### Given exercise
Go through the data below. Pull out every line that has the word "handle".

--*--

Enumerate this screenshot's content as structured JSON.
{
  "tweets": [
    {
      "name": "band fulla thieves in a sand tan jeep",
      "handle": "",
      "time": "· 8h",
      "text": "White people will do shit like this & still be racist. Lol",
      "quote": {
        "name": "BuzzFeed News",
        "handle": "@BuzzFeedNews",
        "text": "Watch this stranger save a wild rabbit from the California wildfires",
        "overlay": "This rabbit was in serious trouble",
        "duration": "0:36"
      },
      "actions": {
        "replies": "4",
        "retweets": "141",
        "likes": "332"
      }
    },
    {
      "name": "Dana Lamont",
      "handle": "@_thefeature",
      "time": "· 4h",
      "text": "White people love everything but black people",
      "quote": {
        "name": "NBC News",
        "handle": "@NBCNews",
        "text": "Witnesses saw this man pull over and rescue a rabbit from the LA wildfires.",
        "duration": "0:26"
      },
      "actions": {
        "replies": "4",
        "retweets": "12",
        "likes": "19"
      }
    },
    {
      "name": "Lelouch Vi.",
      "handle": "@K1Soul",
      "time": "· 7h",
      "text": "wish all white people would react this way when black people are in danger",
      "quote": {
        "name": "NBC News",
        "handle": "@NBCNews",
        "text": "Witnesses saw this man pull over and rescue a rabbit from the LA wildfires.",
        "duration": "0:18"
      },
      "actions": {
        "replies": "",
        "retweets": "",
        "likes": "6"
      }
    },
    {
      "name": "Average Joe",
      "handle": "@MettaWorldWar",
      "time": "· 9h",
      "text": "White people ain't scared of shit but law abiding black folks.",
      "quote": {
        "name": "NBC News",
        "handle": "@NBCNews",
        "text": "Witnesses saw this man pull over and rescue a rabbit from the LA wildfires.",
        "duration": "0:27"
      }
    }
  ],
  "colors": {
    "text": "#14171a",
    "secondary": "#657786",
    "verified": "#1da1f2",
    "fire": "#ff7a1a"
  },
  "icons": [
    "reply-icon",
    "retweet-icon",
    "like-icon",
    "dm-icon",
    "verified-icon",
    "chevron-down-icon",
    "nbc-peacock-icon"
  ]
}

--*--

### Response to the exercise
      "handle": "",
        "handle": "@BuzzFeedNews",
      "handle": "@_thefeature",
        "handle": "@NBCNews",
      "handle": "@K1Soul",
        "handle": "@NBCNews",
      "handle": "@MettaWorldWar",
        "handle": "@NBCNews",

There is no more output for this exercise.